[Raw records]
══════════════════════════════
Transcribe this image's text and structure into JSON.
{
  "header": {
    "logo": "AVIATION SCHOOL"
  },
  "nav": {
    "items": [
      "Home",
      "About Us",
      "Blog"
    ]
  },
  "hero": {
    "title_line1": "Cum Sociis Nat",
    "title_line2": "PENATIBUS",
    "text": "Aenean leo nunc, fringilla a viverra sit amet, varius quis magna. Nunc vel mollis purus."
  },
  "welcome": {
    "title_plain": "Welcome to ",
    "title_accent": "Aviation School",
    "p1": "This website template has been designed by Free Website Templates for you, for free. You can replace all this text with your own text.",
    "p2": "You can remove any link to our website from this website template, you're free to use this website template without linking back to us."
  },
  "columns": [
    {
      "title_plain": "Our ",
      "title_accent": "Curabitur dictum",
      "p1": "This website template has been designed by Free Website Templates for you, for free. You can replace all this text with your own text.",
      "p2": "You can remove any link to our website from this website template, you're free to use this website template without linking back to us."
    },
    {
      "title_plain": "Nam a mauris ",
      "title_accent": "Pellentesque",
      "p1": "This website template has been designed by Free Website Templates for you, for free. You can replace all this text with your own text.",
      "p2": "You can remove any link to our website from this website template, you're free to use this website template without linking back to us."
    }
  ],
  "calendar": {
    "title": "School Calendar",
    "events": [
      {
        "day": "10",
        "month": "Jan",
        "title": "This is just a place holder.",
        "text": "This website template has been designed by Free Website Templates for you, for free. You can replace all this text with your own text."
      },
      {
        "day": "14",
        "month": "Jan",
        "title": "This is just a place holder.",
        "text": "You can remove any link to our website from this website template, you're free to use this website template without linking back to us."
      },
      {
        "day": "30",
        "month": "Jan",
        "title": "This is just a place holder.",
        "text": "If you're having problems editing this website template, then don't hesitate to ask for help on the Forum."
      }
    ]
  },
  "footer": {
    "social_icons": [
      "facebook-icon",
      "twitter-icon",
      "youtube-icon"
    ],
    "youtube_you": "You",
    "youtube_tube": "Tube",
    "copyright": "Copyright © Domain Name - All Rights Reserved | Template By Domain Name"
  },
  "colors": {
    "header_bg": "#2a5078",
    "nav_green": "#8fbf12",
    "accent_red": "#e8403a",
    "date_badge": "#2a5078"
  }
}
══════════════════════════════
# Objective:
Find each line holding the word "from" and copy it.

# Full solution:
    "p2": "You can remove any link to our website from this website template, you're free to use this website template without linking back to us."
      "p2": "You can remove any link to our website from this website template, you're free to use this website template without linking back to us."
      "p2": "You can remove any link to our website from this website template, you're free to use this website template without linking back to us."
        "text": "You can remove any link to our website from this website template, you're free to use this website template without linking back to us."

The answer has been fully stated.